:: GIVEN TASK ::
Find each line with the string "Deep" and report it.

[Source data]

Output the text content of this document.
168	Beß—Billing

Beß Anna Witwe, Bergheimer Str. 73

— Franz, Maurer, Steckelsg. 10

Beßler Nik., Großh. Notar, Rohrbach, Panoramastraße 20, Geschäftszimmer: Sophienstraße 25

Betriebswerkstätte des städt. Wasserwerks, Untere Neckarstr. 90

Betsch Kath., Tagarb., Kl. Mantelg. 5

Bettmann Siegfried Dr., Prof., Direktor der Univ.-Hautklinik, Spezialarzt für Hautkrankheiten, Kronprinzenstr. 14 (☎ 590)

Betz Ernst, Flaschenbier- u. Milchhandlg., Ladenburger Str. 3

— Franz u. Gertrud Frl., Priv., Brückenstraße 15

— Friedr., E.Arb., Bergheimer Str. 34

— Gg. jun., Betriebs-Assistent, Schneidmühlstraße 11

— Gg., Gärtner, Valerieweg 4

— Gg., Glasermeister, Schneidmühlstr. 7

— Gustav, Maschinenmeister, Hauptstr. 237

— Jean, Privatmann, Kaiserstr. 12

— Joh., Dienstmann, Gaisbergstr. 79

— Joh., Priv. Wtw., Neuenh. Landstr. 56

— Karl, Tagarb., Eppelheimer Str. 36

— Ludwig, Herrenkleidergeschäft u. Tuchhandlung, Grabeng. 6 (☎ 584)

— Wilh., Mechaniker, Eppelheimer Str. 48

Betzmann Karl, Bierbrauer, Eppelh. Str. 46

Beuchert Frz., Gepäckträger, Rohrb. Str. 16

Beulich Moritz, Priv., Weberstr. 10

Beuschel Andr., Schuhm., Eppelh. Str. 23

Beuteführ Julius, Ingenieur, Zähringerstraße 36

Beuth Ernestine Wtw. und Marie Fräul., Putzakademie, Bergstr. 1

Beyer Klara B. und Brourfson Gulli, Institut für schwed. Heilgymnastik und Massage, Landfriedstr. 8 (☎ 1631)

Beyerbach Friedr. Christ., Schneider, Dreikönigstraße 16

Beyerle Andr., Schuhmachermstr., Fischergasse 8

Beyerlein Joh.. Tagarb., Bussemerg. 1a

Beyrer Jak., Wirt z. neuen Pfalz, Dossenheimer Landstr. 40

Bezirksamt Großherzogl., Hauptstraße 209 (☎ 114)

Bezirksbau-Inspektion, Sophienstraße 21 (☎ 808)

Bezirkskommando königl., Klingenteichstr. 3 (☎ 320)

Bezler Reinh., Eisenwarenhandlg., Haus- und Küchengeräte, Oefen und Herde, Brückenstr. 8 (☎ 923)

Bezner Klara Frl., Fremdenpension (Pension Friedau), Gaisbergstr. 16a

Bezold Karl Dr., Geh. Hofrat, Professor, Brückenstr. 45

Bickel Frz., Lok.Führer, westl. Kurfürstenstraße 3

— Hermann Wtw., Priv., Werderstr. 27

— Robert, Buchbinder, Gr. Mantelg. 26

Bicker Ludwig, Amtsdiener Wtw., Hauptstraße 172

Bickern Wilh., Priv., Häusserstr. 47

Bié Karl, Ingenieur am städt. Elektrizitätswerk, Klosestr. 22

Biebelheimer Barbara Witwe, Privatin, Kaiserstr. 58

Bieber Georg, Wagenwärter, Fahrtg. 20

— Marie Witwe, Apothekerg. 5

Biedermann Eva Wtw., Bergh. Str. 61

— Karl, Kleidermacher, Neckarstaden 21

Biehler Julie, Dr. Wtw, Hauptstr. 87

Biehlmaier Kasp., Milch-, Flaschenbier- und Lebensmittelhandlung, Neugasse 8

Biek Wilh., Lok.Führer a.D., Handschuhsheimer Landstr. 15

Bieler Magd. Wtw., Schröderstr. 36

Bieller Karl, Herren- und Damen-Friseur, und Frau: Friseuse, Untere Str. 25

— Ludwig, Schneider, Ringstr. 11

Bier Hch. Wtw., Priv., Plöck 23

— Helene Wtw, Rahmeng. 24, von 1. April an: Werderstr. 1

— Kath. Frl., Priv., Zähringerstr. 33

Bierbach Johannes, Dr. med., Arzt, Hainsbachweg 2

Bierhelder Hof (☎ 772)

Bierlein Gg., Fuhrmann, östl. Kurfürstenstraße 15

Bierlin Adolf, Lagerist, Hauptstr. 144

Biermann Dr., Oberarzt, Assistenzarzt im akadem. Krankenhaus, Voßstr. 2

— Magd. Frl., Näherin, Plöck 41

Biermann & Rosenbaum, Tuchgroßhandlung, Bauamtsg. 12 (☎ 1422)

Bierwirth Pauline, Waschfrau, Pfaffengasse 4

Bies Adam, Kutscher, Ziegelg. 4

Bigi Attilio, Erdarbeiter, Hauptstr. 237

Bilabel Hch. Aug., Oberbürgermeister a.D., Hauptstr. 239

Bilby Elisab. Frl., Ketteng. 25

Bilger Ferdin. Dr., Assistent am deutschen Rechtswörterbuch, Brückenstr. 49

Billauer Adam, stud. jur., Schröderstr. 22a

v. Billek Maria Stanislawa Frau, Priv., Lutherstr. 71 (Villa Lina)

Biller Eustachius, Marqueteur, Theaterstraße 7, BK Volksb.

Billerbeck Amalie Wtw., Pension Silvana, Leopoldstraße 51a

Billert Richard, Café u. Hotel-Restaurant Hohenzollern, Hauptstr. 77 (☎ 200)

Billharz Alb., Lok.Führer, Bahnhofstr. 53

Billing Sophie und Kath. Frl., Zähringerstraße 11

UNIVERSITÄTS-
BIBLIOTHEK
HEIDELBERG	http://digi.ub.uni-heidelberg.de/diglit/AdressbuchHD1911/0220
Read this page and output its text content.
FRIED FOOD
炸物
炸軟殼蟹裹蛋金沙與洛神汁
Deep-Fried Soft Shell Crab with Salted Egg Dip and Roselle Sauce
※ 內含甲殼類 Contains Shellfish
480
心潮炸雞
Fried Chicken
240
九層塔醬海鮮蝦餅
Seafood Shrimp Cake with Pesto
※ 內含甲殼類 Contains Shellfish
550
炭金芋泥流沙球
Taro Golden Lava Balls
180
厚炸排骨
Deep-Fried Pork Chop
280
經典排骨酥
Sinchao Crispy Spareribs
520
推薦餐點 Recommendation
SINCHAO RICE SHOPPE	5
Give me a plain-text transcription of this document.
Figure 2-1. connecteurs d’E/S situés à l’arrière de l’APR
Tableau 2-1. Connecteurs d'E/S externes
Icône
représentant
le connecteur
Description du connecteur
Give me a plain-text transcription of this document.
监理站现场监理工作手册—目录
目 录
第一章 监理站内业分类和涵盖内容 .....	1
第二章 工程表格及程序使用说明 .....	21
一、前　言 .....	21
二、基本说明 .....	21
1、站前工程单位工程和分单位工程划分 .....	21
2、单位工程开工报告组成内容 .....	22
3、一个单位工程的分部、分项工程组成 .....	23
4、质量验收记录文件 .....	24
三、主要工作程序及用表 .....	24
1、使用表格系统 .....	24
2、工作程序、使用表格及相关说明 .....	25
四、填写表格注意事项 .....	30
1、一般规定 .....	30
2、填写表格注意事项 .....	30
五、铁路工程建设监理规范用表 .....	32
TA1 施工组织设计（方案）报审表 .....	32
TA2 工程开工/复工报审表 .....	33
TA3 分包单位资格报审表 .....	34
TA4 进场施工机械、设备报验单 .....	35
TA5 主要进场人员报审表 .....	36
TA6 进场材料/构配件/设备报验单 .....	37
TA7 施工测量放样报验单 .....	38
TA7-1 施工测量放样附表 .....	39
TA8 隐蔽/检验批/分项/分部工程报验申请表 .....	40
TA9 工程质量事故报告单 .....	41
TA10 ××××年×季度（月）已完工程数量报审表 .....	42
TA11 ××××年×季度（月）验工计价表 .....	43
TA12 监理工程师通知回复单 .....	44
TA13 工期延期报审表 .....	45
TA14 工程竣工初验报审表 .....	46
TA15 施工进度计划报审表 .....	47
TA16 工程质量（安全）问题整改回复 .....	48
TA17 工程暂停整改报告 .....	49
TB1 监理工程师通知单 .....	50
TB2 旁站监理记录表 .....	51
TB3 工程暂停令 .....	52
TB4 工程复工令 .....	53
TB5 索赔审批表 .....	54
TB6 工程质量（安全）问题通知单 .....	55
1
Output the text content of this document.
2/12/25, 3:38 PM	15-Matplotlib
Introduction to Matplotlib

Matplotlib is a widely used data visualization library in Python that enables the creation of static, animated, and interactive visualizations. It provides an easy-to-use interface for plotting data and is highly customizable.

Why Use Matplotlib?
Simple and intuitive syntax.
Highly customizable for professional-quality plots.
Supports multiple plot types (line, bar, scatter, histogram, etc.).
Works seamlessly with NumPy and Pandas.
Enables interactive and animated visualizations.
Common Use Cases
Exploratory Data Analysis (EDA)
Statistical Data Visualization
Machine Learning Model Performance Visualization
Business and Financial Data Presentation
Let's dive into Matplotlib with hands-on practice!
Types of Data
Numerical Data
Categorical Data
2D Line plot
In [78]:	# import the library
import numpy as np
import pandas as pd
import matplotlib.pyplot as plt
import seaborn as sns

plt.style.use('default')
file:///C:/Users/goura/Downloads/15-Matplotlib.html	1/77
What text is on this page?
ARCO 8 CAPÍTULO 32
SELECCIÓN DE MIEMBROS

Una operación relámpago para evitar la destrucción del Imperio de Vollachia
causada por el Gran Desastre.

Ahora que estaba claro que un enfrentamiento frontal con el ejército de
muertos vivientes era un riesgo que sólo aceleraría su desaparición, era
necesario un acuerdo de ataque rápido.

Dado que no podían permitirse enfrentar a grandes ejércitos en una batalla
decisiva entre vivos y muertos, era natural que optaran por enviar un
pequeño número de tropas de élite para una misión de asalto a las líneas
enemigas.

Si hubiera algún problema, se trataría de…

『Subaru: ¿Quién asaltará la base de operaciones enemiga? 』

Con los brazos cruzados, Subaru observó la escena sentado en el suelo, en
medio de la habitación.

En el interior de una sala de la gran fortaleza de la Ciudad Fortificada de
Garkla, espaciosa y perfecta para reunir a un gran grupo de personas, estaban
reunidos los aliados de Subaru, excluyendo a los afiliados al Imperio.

:: PROBLEM SOLUTION ::
Deep-Fried Soft Shell Crab with Salted Egg Dip and Roselle Sauce
Deep-Fried Pork Chop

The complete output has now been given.